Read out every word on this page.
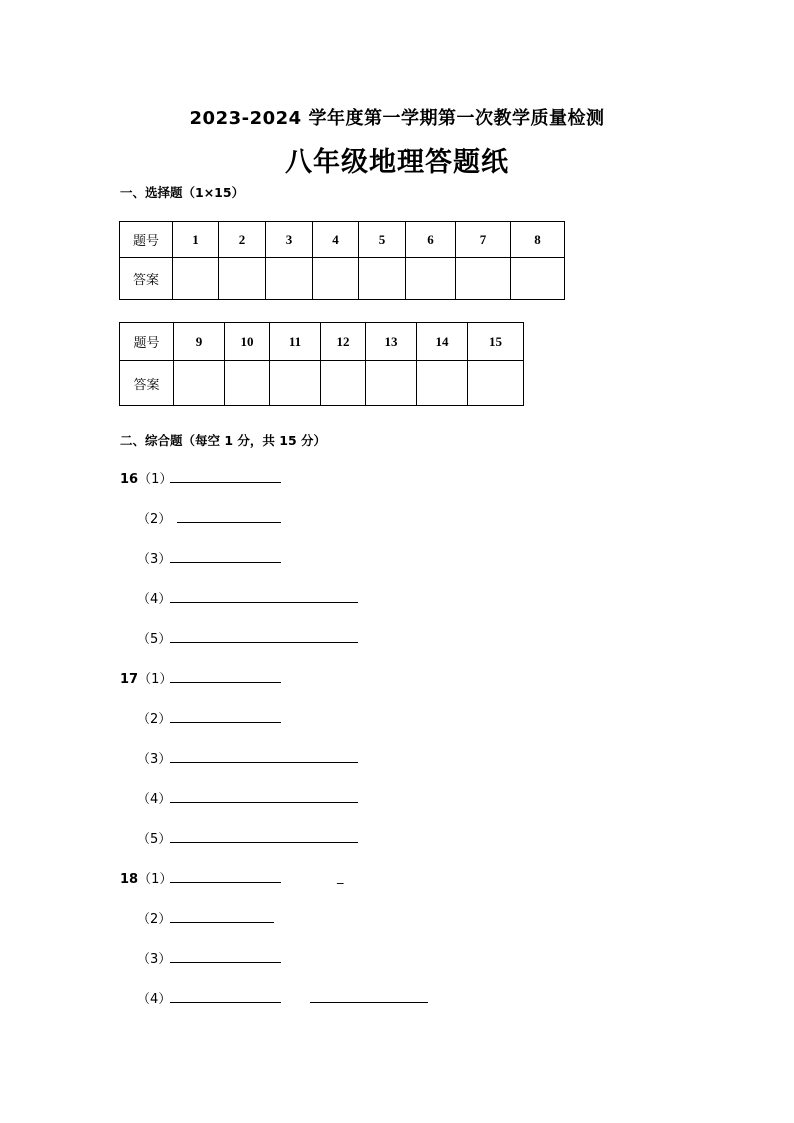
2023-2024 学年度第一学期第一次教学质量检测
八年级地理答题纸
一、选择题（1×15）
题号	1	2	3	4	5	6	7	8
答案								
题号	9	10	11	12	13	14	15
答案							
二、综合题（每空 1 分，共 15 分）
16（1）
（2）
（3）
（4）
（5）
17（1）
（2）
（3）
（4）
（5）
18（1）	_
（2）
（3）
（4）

* * *

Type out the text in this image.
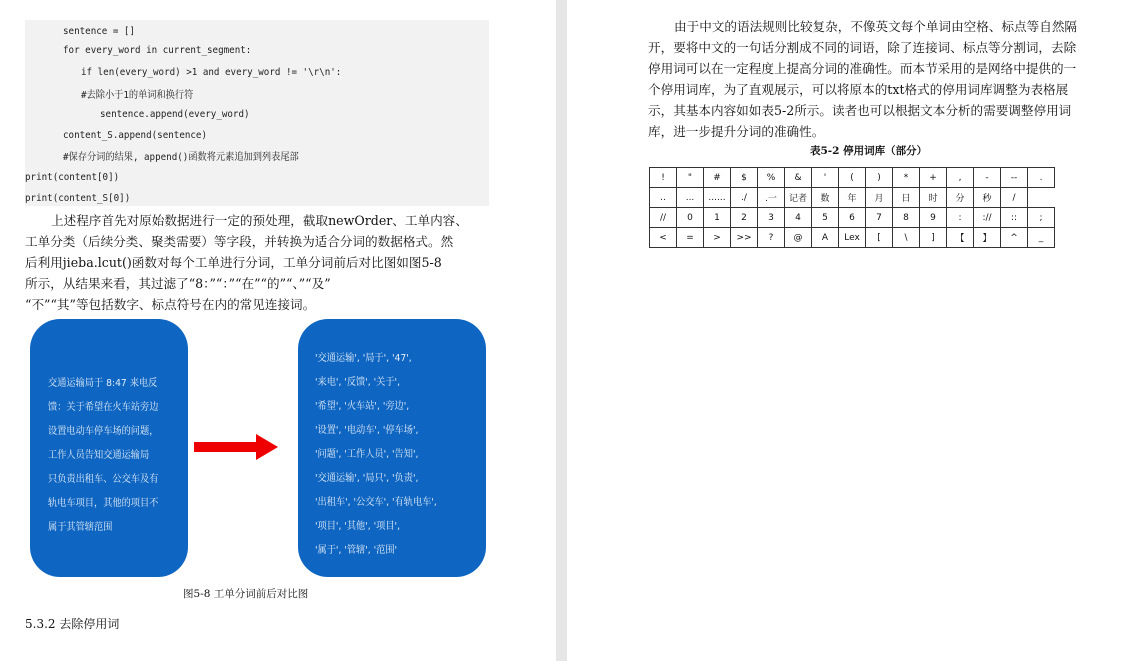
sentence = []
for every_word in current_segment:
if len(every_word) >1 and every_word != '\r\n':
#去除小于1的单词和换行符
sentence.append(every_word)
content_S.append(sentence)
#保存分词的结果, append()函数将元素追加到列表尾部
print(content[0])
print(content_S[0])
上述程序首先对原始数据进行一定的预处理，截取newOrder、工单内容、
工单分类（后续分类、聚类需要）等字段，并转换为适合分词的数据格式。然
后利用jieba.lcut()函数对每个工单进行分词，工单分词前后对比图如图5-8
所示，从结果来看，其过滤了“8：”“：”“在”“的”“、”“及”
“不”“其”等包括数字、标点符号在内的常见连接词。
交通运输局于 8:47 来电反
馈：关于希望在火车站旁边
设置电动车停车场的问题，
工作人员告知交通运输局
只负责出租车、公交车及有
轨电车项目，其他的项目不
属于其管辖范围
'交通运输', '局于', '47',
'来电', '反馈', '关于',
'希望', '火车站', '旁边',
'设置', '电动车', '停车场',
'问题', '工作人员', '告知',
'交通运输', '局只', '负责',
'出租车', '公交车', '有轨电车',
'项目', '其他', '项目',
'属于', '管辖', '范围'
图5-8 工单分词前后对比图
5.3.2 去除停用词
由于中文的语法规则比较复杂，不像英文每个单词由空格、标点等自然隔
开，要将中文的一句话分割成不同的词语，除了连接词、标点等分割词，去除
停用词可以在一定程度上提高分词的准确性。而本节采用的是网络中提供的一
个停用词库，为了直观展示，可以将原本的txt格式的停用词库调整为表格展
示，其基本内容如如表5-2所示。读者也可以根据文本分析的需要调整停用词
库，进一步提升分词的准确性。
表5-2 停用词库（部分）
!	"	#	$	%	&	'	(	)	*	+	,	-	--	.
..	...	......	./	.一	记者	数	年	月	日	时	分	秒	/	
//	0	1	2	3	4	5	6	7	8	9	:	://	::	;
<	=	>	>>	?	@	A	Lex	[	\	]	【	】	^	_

--

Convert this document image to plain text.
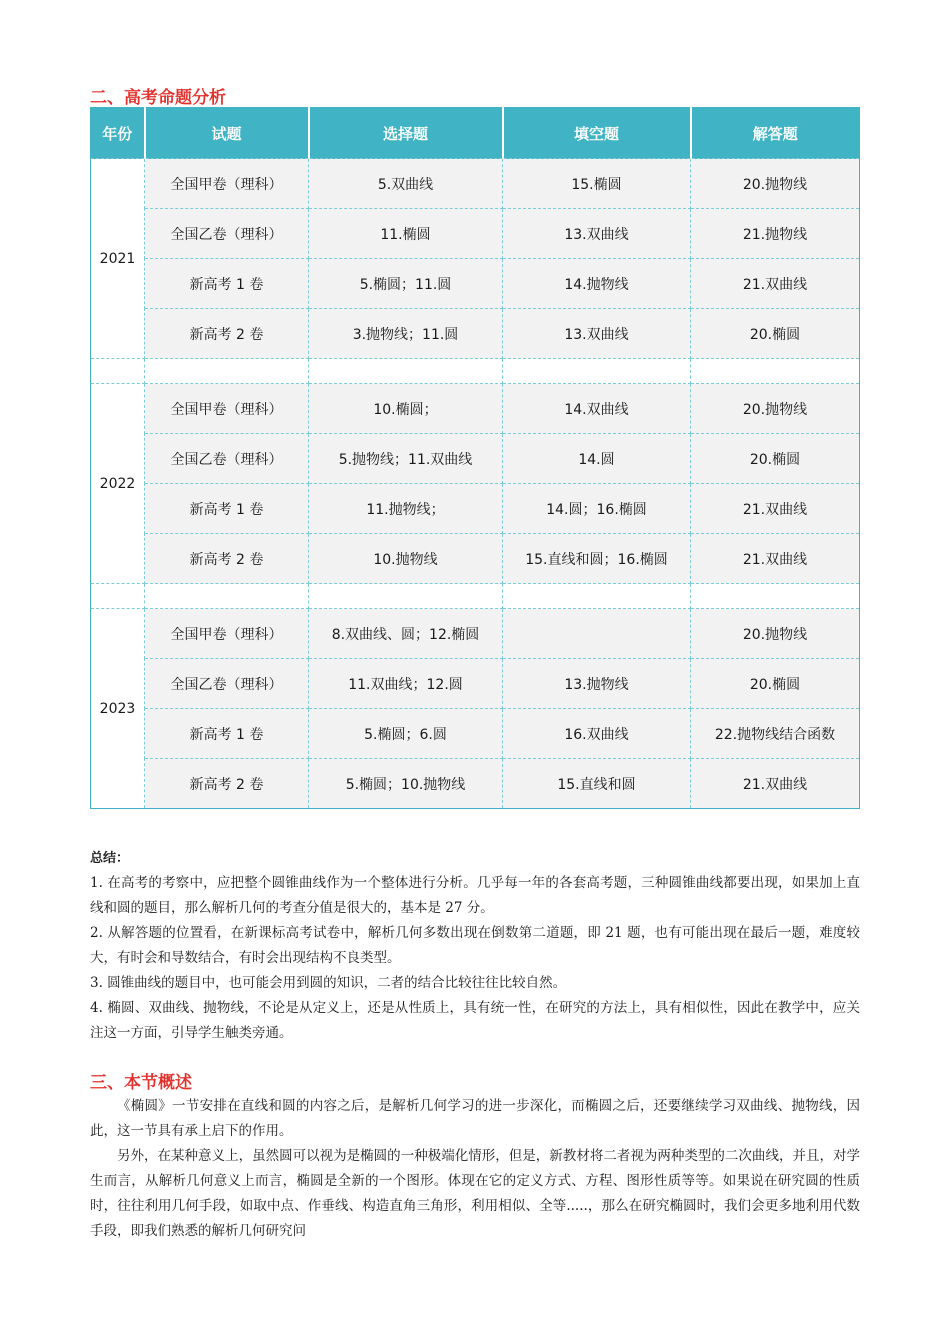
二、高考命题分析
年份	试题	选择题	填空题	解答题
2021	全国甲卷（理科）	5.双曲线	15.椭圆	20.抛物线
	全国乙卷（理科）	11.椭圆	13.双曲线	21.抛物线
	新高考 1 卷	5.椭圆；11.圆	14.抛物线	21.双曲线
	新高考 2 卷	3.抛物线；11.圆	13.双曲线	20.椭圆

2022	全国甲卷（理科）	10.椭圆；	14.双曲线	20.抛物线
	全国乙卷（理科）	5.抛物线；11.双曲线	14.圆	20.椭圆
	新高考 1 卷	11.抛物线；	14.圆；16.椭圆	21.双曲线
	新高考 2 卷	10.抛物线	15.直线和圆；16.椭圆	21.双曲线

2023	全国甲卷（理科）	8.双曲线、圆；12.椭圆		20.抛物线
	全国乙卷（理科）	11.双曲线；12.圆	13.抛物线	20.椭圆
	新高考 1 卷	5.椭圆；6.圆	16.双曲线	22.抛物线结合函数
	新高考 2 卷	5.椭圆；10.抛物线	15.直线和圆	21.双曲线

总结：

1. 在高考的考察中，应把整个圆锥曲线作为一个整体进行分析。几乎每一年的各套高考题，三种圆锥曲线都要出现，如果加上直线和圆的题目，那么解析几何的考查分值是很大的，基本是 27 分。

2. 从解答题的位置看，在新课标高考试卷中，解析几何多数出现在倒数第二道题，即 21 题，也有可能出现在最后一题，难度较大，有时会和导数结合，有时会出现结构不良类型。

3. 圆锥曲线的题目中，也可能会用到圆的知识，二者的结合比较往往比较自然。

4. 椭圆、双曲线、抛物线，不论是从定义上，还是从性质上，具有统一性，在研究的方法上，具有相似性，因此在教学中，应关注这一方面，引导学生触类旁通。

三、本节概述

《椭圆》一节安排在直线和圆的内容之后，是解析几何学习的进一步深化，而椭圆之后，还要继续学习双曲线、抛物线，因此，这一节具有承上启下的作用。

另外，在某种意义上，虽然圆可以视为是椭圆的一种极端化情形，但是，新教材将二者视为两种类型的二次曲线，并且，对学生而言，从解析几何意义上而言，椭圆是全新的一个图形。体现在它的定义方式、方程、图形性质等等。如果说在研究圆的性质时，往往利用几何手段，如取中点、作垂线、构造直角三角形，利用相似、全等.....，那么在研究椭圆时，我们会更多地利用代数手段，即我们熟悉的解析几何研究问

THE REQUEST:
Of the lines in this data, how many contain "text"? Reply with only the number.

SOLUTION FOR THIS PROBLEM:
2